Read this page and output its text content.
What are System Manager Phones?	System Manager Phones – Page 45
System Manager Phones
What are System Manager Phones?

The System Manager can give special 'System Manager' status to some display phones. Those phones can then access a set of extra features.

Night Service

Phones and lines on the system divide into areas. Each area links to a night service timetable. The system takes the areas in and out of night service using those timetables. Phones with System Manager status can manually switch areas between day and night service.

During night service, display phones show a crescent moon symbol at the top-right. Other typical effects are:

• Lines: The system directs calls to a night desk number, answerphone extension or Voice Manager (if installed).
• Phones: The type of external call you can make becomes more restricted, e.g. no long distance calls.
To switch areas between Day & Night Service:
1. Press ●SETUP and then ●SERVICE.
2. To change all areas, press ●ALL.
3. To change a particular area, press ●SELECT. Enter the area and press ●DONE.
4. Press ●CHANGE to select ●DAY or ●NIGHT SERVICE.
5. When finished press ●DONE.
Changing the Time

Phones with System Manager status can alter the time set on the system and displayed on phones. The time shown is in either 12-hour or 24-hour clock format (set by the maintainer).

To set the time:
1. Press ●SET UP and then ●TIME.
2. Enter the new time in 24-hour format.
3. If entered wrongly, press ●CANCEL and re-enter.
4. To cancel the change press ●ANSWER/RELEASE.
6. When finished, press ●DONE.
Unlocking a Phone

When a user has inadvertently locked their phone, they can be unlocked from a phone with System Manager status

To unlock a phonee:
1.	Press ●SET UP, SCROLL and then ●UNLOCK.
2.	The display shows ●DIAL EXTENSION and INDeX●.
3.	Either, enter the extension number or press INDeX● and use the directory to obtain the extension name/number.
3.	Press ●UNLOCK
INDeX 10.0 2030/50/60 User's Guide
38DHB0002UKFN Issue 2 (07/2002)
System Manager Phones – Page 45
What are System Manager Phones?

──────────────────────────────

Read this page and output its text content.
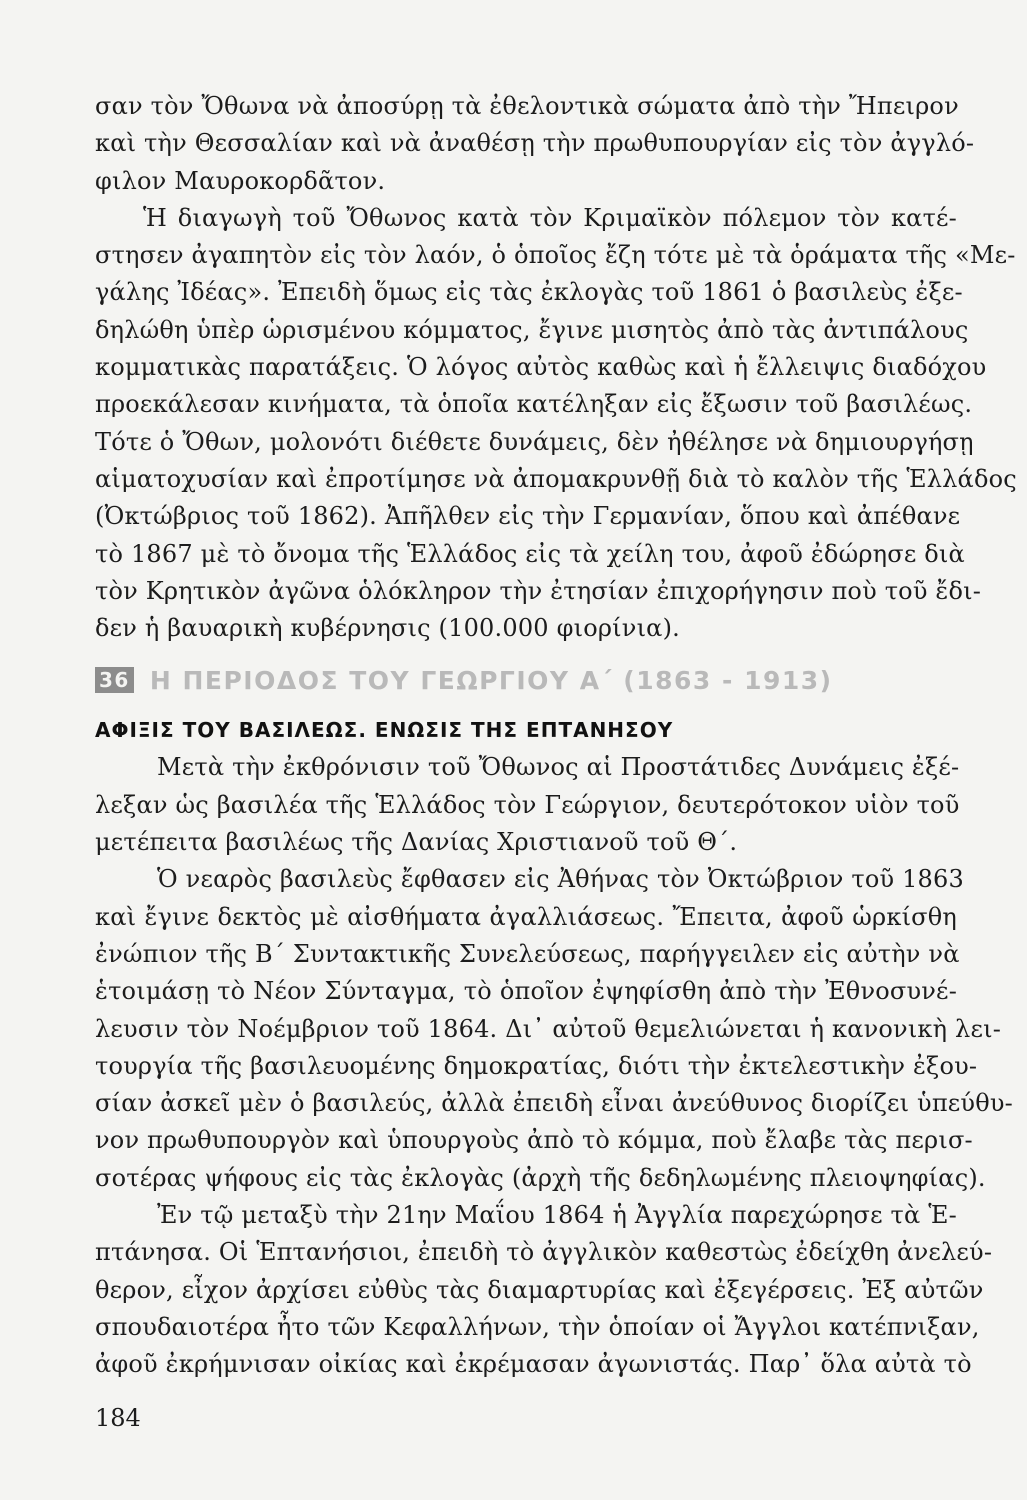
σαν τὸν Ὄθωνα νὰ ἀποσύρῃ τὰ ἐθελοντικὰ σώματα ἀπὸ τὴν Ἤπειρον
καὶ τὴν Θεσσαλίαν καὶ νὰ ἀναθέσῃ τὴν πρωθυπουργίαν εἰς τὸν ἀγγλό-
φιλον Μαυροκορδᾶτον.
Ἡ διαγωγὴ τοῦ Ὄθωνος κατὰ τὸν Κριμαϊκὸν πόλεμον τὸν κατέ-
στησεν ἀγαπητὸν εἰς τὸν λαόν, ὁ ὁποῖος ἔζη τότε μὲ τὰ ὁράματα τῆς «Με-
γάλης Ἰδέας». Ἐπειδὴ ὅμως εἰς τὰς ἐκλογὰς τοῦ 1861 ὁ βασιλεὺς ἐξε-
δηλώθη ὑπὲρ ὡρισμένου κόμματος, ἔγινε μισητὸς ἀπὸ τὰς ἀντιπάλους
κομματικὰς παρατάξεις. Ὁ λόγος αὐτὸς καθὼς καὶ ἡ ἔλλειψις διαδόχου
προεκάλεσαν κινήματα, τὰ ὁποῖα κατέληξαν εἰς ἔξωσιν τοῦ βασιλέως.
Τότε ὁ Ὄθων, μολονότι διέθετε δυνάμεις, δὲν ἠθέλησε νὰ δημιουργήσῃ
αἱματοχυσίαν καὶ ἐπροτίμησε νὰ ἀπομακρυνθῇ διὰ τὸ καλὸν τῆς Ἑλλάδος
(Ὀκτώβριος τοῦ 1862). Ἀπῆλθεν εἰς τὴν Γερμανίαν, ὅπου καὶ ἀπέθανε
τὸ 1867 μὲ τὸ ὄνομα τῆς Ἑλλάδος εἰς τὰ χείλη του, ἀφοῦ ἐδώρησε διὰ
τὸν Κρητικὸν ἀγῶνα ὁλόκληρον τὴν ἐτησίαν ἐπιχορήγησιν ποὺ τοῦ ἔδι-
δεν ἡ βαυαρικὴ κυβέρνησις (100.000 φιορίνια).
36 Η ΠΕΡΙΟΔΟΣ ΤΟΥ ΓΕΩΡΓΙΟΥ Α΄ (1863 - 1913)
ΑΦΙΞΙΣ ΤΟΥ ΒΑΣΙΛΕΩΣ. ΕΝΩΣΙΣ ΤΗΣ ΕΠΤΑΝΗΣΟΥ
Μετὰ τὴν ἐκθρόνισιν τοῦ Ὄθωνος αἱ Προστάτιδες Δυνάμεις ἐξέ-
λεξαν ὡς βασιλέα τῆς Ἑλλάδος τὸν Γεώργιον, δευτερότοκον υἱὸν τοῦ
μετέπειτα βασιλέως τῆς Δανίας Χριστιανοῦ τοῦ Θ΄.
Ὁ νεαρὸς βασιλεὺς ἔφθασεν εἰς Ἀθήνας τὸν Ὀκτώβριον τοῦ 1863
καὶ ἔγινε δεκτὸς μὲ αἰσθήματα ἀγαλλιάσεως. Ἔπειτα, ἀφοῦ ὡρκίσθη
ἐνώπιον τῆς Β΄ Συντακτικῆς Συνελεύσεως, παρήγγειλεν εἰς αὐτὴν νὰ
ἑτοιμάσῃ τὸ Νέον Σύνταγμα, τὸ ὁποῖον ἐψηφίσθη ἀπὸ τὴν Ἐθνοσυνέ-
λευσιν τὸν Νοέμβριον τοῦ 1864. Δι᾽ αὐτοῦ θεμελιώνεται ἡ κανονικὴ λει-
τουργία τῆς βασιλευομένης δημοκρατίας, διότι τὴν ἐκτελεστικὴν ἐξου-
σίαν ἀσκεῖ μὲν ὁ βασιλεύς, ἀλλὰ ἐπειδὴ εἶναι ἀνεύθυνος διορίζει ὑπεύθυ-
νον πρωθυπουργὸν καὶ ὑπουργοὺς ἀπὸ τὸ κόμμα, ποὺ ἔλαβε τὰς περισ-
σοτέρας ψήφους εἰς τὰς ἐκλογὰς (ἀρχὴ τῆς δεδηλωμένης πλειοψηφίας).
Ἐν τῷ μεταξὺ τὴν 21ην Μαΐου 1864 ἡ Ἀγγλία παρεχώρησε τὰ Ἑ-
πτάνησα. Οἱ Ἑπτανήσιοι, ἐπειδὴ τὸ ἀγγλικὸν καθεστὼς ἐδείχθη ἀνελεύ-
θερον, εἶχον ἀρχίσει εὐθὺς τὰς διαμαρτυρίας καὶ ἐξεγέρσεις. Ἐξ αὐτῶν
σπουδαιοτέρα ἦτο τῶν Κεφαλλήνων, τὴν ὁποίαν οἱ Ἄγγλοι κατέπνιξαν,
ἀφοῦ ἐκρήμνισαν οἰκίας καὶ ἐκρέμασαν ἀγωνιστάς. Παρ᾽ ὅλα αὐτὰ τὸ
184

──────────────────────────────

Exercise description –
Find the lines with the string "hour" and reproduce them.

Complete response –
Phones with System Manager status can alter the time set on the system and displayed on phones. The time shown is in either 12-hour or 24-hour clock format (set by the maintainer).
2. Enter the new time in 24-hour format.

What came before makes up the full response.